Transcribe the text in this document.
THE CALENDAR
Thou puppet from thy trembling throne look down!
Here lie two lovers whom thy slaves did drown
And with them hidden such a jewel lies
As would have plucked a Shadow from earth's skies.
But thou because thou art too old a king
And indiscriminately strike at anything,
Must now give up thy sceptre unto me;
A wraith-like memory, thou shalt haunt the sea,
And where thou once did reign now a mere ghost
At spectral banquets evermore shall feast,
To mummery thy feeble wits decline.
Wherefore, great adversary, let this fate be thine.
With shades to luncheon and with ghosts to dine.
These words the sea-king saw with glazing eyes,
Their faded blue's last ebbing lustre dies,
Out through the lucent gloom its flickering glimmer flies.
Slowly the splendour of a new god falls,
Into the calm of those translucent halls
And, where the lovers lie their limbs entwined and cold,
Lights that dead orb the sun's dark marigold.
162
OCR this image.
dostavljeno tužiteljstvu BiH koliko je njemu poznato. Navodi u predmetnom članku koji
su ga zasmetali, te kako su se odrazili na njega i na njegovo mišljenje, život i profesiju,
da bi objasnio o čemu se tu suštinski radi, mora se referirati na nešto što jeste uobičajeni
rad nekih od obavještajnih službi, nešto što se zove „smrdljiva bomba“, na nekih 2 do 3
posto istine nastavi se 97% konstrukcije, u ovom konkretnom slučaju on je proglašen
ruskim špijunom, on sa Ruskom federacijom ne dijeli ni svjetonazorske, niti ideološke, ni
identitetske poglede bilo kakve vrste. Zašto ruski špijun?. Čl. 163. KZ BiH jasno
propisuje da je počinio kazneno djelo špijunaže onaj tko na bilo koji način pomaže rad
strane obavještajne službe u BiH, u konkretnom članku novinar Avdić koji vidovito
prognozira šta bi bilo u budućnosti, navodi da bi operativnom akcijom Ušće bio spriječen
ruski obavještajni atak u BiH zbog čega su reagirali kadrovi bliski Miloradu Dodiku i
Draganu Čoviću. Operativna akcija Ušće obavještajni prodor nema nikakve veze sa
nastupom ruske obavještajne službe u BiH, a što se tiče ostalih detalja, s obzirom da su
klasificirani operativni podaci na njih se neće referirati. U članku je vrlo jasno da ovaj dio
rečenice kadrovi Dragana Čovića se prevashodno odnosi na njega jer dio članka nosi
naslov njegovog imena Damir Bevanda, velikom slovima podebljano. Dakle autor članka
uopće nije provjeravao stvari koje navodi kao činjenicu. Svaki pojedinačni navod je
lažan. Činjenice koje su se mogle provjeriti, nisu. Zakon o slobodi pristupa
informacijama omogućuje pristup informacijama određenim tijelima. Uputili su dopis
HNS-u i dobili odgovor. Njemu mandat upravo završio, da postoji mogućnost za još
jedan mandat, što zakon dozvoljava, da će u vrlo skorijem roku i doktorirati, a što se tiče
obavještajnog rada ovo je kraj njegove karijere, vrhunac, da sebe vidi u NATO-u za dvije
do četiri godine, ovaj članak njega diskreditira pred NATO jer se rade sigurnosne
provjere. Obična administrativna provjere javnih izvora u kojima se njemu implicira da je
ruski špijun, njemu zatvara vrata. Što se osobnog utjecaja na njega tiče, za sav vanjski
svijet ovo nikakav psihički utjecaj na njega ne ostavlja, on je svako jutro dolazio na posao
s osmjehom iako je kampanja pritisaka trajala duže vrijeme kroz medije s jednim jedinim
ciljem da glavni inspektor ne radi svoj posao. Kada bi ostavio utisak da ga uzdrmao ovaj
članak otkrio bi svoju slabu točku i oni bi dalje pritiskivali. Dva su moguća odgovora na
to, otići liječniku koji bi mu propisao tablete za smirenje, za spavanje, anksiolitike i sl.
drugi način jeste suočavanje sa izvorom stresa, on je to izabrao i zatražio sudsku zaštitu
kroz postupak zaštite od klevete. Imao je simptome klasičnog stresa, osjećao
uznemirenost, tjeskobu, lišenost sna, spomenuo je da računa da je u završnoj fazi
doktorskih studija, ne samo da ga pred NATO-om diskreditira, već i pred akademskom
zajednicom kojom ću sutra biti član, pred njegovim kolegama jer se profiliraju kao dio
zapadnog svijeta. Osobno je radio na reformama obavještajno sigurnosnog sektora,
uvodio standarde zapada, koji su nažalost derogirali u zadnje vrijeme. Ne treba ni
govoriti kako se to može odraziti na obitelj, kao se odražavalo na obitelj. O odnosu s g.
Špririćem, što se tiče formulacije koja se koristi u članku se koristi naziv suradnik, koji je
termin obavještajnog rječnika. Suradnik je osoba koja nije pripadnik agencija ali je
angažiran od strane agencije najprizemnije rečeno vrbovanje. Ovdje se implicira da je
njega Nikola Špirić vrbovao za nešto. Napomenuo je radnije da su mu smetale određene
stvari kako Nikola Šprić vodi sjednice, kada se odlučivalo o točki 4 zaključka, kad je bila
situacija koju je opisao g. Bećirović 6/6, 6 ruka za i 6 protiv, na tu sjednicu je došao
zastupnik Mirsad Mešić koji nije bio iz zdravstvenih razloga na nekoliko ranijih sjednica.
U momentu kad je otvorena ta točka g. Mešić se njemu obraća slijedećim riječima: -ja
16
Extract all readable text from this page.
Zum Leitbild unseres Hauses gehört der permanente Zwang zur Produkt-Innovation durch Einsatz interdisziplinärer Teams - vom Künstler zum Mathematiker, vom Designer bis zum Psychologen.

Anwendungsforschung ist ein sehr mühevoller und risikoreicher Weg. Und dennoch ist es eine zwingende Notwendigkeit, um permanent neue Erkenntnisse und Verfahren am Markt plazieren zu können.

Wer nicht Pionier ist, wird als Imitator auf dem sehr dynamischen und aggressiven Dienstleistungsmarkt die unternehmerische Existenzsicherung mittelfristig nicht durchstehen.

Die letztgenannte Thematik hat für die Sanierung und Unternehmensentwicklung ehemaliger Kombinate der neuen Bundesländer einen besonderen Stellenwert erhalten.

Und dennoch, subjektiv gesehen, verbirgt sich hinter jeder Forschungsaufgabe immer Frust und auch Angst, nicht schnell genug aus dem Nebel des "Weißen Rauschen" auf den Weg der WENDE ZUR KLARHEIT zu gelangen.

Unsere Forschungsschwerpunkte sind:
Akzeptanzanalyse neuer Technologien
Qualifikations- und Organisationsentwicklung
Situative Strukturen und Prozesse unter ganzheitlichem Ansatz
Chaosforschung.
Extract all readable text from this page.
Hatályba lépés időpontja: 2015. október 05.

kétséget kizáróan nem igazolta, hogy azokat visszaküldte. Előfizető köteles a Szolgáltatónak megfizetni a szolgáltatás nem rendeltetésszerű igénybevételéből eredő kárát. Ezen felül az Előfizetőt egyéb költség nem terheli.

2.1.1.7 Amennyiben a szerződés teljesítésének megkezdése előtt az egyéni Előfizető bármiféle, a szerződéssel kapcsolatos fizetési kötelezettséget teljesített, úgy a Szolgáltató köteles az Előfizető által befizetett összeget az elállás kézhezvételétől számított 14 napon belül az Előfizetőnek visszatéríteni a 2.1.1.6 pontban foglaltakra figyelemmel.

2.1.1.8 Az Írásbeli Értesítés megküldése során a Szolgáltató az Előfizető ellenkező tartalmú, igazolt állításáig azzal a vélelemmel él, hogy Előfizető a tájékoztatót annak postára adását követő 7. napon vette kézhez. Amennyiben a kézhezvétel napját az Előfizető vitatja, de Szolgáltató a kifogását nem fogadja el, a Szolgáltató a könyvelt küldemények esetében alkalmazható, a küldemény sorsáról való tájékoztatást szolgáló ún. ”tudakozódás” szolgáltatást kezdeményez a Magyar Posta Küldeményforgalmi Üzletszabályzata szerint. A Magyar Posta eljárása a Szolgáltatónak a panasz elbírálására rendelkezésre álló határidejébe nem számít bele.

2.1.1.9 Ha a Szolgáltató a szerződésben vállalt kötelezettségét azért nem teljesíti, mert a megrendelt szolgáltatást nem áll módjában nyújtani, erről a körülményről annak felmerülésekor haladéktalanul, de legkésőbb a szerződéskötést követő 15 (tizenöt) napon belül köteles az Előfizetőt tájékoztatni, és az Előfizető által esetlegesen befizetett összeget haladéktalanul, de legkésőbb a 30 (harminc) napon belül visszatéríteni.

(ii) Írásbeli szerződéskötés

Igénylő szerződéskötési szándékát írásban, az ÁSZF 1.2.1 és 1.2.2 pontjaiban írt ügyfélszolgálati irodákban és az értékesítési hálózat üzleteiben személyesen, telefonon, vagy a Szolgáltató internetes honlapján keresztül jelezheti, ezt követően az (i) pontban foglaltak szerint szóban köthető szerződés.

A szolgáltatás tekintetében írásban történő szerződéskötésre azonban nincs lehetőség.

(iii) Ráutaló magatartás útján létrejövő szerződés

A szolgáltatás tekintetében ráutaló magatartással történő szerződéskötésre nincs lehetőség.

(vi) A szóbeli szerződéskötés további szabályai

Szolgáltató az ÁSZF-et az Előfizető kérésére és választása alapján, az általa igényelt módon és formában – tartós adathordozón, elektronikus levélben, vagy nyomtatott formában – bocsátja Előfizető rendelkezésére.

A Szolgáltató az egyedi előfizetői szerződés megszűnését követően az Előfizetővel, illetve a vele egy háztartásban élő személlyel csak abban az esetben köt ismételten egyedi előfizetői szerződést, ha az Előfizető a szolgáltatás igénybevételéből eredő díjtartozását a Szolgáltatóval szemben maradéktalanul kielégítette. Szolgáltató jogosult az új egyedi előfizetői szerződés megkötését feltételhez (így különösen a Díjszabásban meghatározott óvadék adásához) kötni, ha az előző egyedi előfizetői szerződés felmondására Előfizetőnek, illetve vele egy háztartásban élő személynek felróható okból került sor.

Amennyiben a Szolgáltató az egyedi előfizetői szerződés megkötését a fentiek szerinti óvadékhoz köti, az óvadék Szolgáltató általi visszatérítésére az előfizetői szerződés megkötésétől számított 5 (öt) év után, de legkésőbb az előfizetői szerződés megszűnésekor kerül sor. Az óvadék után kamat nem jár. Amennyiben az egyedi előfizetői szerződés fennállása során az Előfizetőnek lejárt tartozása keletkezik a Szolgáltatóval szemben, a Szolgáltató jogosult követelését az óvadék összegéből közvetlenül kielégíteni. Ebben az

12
• • • • •
WHAT YOU ARE ASKED TO DO: Check each line above for the string "történő", then copy the ones that have it.

SOLUTION:
A szolgáltatás tekintetében írásban történő szerződéskötésre azonban nincs lehetőség.
A szolgáltatás tekintetében ráutaló magatartással történő szerződéskötésre nincs lehetőség.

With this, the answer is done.